= Written problem =
All of the data should be repeated exactly; pictures are not part of the copy.

= Exercise materials =
********
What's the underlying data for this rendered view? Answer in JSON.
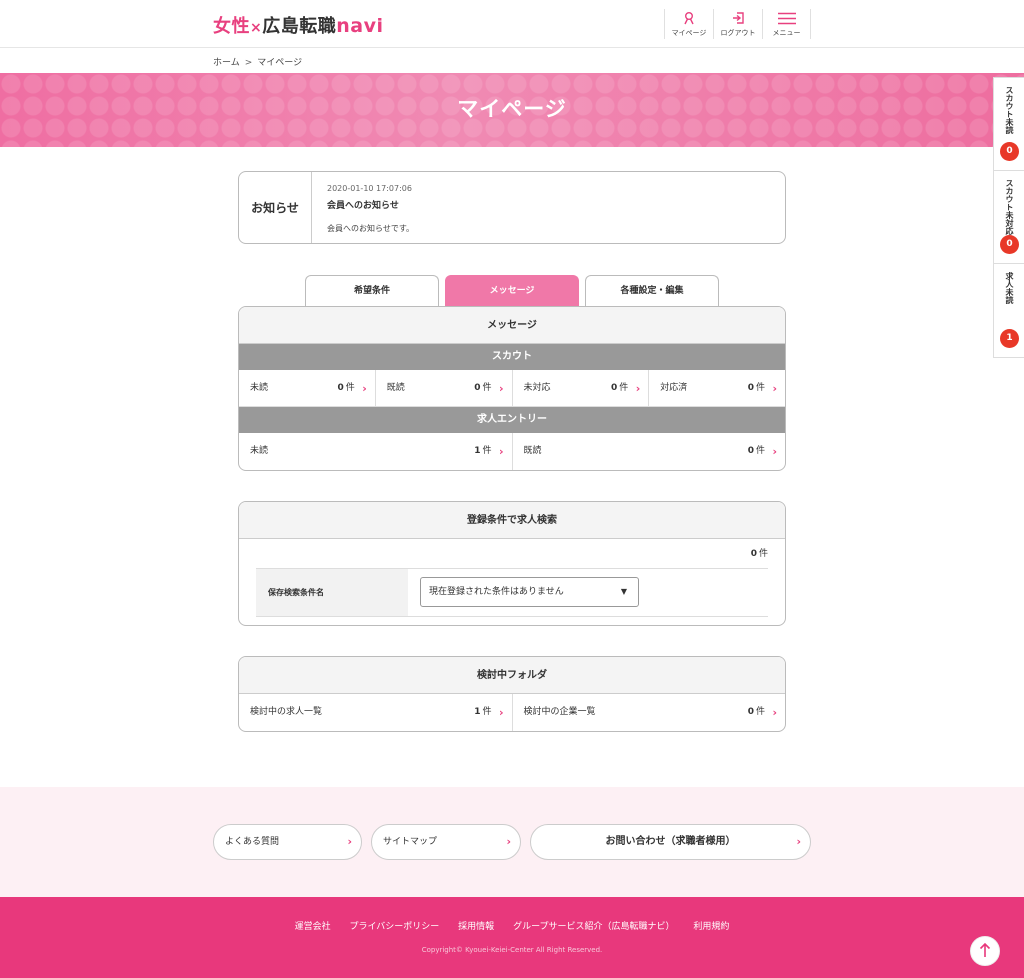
{
  "header": {
    "logo": {
      "part1": "女性",
      "x": "×",
      "part2": "広島転職",
      "part3": "navi"
    },
    "nav": [
      {
        "label": "マイページ",
        "icon": "person-icon"
      },
      {
        "label": "ログアウト",
        "icon": "logout-icon"
      },
      {
        "label": "メニュー",
        "icon": "hamburger-menu-icon"
      }
    ]
  },
  "breadcrumb": {
    "home": "ホーム",
    "sep": ">",
    "current": "マイページ"
  },
  "hero": {
    "title": "マイページ"
  },
  "side_tabs": [
    {
      "label": "スカウト未読",
      "count": "0"
    },
    {
      "label": "スカウト未対応",
      "count": "0"
    },
    {
      "label": "求人未読",
      "count": "1"
    }
  ],
  "notice": {
    "label": "お知らせ",
    "date": "2020-01-10 17:07:06",
    "title": "会員へのお知らせ",
    "text": "会員へのお知らせです。"
  },
  "tabs": [
    {
      "label": "希望条件"
    },
    {
      "label": "メッセージ"
    },
    {
      "label": "各種設定・編集"
    }
  ],
  "messages": {
    "title": "メッセージ",
    "scout": {
      "title": "スカウト",
      "items": [
        {
          "label": "未読",
          "count": "0",
          "unit": "件"
        },
        {
          "label": "既読",
          "count": "0",
          "unit": "件"
        },
        {
          "label": "未対応",
          "count": "0",
          "unit": "件"
        },
        {
          "label": "対応済",
          "count": "0",
          "unit": "件"
        }
      ]
    },
    "entry": {
      "title": "求人エントリー",
      "items": [
        {
          "label": "未読",
          "count": "1",
          "unit": "件"
        },
        {
          "label": "既読",
          "count": "0",
          "unit": "件"
        }
      ]
    }
  },
  "search": {
    "title": "登録条件で求人検索",
    "count": "0",
    "unit": "件",
    "saved_label": "保存検索条件名",
    "select_value": "現在登録された条件はありません"
  },
  "folder": {
    "title": "検討中フォルダ",
    "items": [
      {
        "label": "検討中の求人一覧",
        "count": "1",
        "unit": "件"
      },
      {
        "label": "検討中の企業一覧",
        "count": "0",
        "unit": "件"
      }
    ]
  },
  "footer_links": {
    "faq": "よくある質問",
    "sitemap": "サイトマップ",
    "contact": "お問い合わせ（求職者様用）"
  },
  "footer": {
    "nav": [
      "運営会社",
      "プライバシーポリシー",
      "採用情報",
      "グループサービス紹介（広島転職ナビ）",
      "利用規約"
    ],
    "copyright": "Copyright© Kyouei-Keiei-Center All Right Reserved."
  },
  "colors": {
    "accent": "#e8407f",
    "footer_bg": "#e8387c",
    "badge": "#e83828"
  }
}
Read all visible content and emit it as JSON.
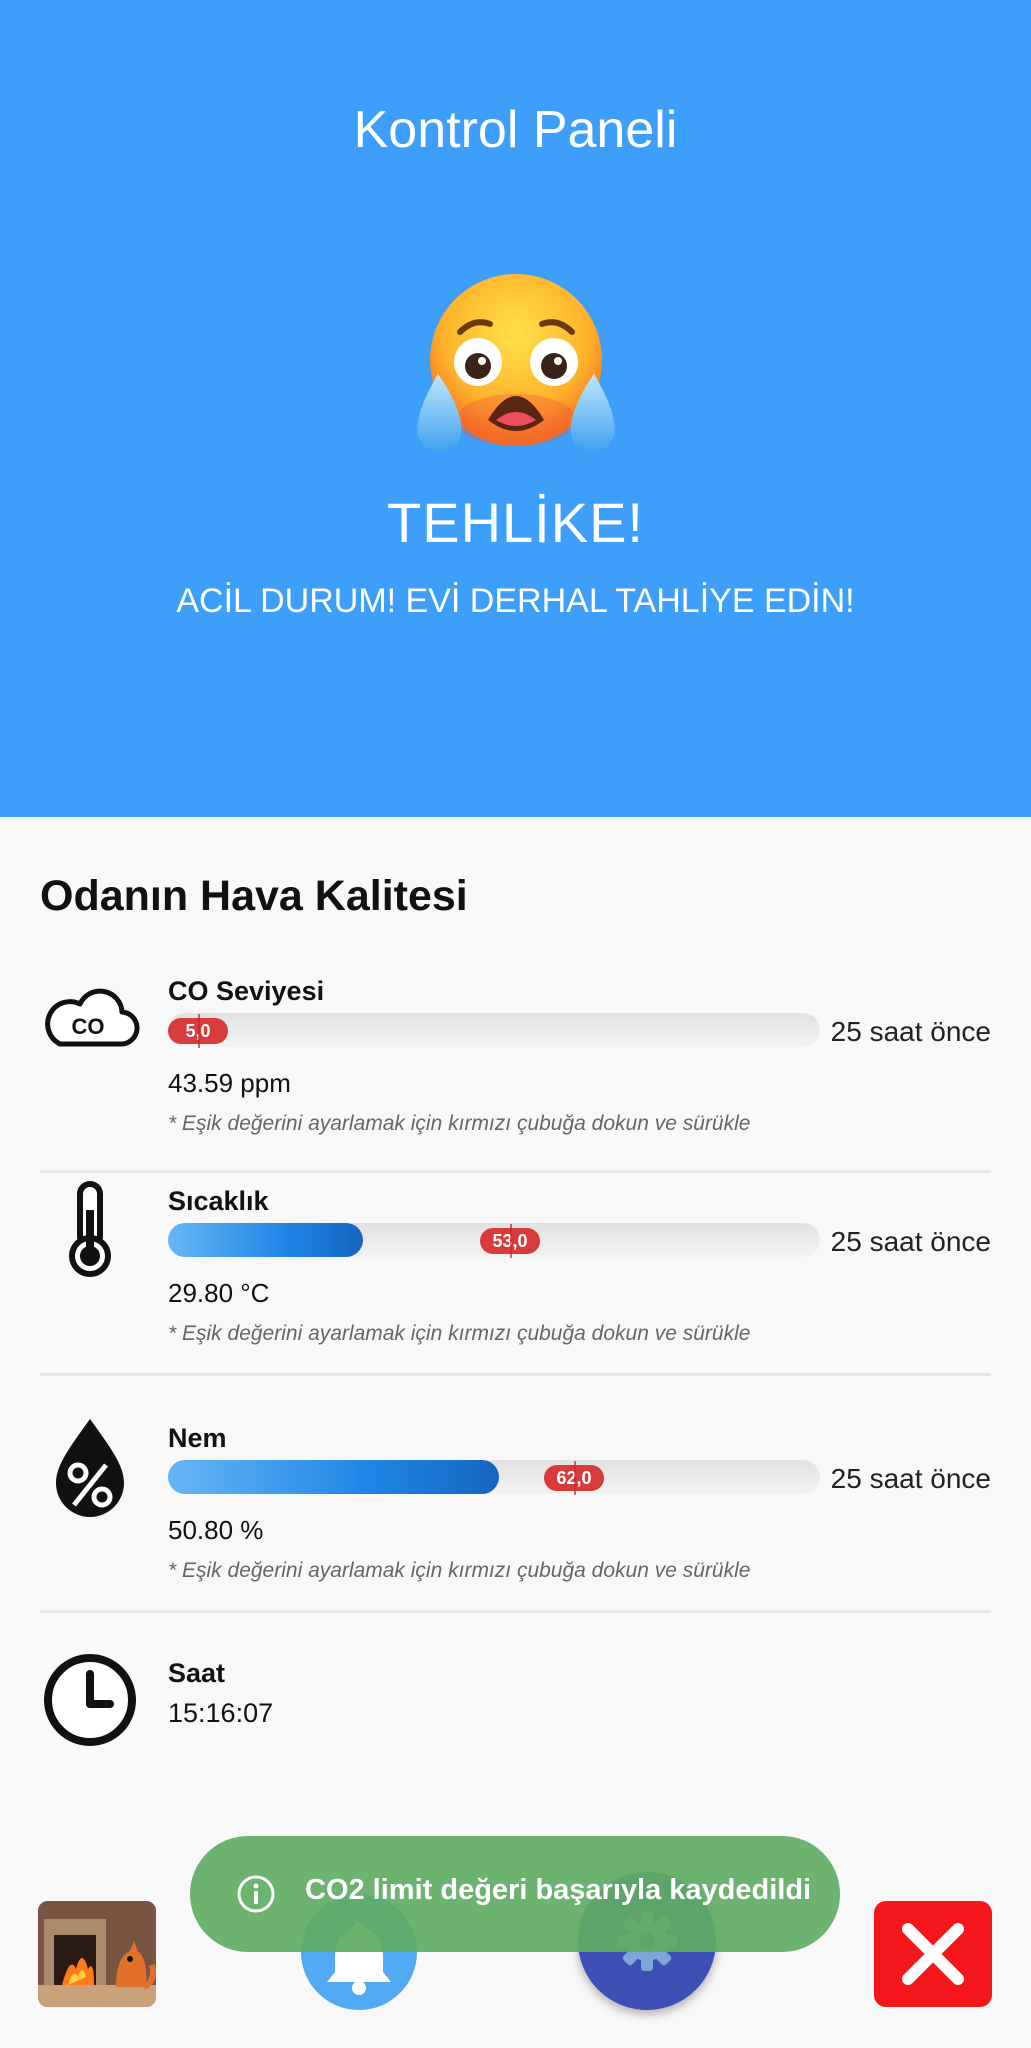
{
  "hero": {
    "title": "Kontrol Paneli",
    "status": "TEHLİKE!",
    "message": "ACİL DURUM! EVİ DERHAL TAHLİYE EDİN!",
    "color": "#3d9ffa"
  },
  "section_title": "Odanın Hava Kalitesi",
  "sensors": [
    {
      "name": "CO Seviyesi",
      "icon": "co-cloud-icon",
      "value": "43.59 ppm",
      "threshold": "5,0",
      "fill_fraction": 0.0,
      "time": "25 saat önce",
      "hint": "* Eşik değerini ayarlamak için kırmızı çubuğa dokun ve sürükle"
    },
    {
      "name": "Sıcaklık",
      "icon": "thermometer-icon",
      "value": "29.80 °C",
      "threshold": "53,0",
      "fill_fraction": 0.3,
      "time": "25 saat önce",
      "hint": "* Eşik değerini ayarlamak için kırmızı çubuğa dokun ve sürükle"
    },
    {
      "name": "Nem",
      "icon": "humidity-drop-icon",
      "value": "50.80 %",
      "threshold": "62,0",
      "fill_fraction": 0.508,
      "time": "25 saat önce",
      "hint": "* Eşik değerini ayarlamak için kırmızı çubuğa dokun ve sürükle"
    }
  ],
  "clock": {
    "title": "Saat",
    "value": "15:16:07",
    "icon": "clock-icon"
  },
  "snackbar": {
    "text": "CO2 limit değeri başarıyla kaydedildi",
    "icon": "info-icon"
  },
  "bottom": {
    "thumbnail": "fireplace-fox-image",
    "bell_icon": "bell-icon",
    "gear_icon": "gear-icon",
    "close_icon": "close-icon",
    "close_color": "#f5161b"
  }
}
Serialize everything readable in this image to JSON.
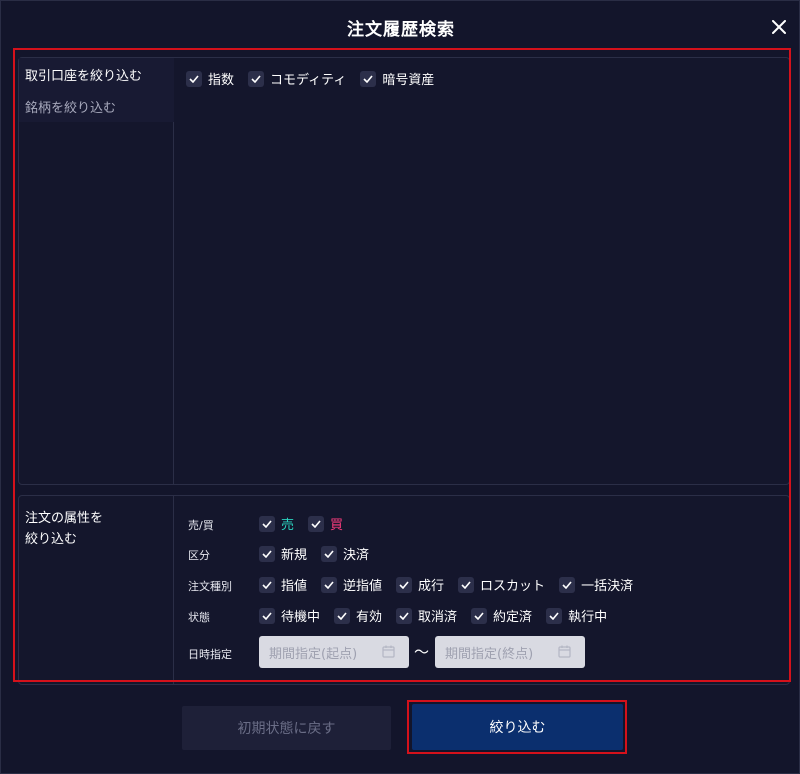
********
= Task result =
What's the underlying data for this rendered view? Answer in JSON.
{
  "header": {
    "logo": {
      "part1": "女性",
      "x": "×",
      "part2": "広島転職",
      "part3": "navi"
    },
    "nav": [
      {
        "label": "マイページ",
        "icon": "person-icon"
      },
      {
        "label": "ログアウト",
        "icon": "logout-icon"
      },
      {
        "label": "メニュー",
        "icon": "hamburger-menu-icon"
      }
    ]
  },
  "breadcrumb": {
    "home": "ホーム",
    "sep": ">",
    "current": "マイページ"
  },
  "hero": {
    "title": "マイページ"
  },
  "side_tabs": [
    {
      "label": "スカウト未読",
      "count": "0"
    },
    {
      "label": "スカウト未対応",
      "count": "0"
    },
    {
      "label": "求人未読",
      "count": "1"
    }
  ],
  "notice": {
    "label": "お知らせ",
    "date": "2020-01-10 17:07:06",
    "title": "会員へのお知らせ",
    "text": "会員へのお知らせです。"
  },
  "tabs": [
    {
      "label": "希望条件"
    },
    {
      "label": "メッセージ"
    },
    {
      "label": "各種設定・編集"
    }
  ],
  "messages": {
    "title": "メッセージ",
    "scout": {
      "title": "スカウト",
      "items": [
        {
          "label": "未読",
          "count": "0",
          "unit": "件"
        },
        {
          "label": "既読",
          "count": "0",
          "unit": "件"
        },
        {
          "label": "未対応",
          "count": "0",
          "unit": "件"
        },
        {
          "label": "対応済",
          "count": "0",
          "unit": "件"
        }
      ]
    },
    "entry": {
      "title": "求人エントリー",
      "items": [
        {
          "label": "未読",
          "count": "1",
          "unit": "件"
        },
        {
          "label": "既読",
          "count": "0",
          "unit": "件"
        }
      ]
    }
  },
  "search": {
    "title": "登録条件で求人検索",
    "count": "0",
    "unit": "件",
    "saved_label": "保存検索条件名",
    "select_value": "現在登録された条件はありません"
  },
  "folder": {
    "title": "検討中フォルダ",
    "items": [
      {
        "label": "検討中の求人一覧",
        "count": "1",
        "unit": "件"
      },
      {
        "label": "検討中の企業一覧",
        "count": "0",
        "unit": "件"
      }
    ]
  },
  "footer_links": {
    "faq": "よくある質問",
    "sitemap": "サイトマップ",
    "contact": "お問い合わせ（求職者様用）"
  },
  "footer": {
    "nav": [
      "運営会社",
      "プライバシーポリシー",
      "採用情報",
      "グループサービス紹介（広島転職ナビ）",
      "利用規約"
    ],
    "copyright": "Copyright© Kyouei-Keiei-Center All Right Reserved."
  },
  "colors": {
    "accent": "#e8407f",
    "footer_bg": "#e8387c",
    "badge": "#e83828"
  }
}
Read all visible content and emit it as JSON.
{
  "hero": {
    "title": "Kontrol Paneli",
    "status": "TEHLİKE!",
    "message": "ACİL DURUM! EVİ DERHAL TAHLİYE EDİN!",
    "color": "#3d9ffa"
  },
  "section_title": "Odanın Hava Kalitesi",
  "sensors": [
    {
      "name": "CO Seviyesi",
      "icon": "co-cloud-icon",
      "value": "43.59 ppm",
      "threshold": "5,0",
      "fill_fraction": 0.0,
      "time": "25 saat önce",
      "hint": "* Eşik değerini ayarlamak için kırmızı çubuğa dokun ve sürükle"
    },
    {
      "name": "Sıcaklık",
      "icon": "thermometer-icon",
      "value": "29.80 °C",
      "threshold": "53,0",
      "fill_fraction": 0.3,
      "time": "25 saat önce",
      "hint": "* Eşik değerini ayarlamak için kırmızı çubuğa dokun ve sürükle"
    },
    {
      "name": "Nem",
      "icon": "humidity-drop-icon",
      "value": "50.80 %",
      "threshold": "62,0",
      "fill_fraction": 0.508,
      "time": "25 saat önce",
      "hint": "* Eşik değerini ayarlamak için kırmızı çubuğa dokun ve sürükle"
    }
  ],
  "clock": {
    "title": "Saat",
    "value": "15:16:07",
    "icon": "clock-icon"
  },
  "snackbar": {
    "text": "CO2 limit değeri başarıyla kaydedildi",
    "icon": "info-icon"
  },
  "bottom": {
    "thumbnail": "fireplace-fox-image",
    "bell_icon": "bell-icon",
    "gear_icon": "gear-icon",
    "close_icon": "close-icon",
    "close_color": "#f5161b"
  }
}
Serialize everything readable in this image to JSON.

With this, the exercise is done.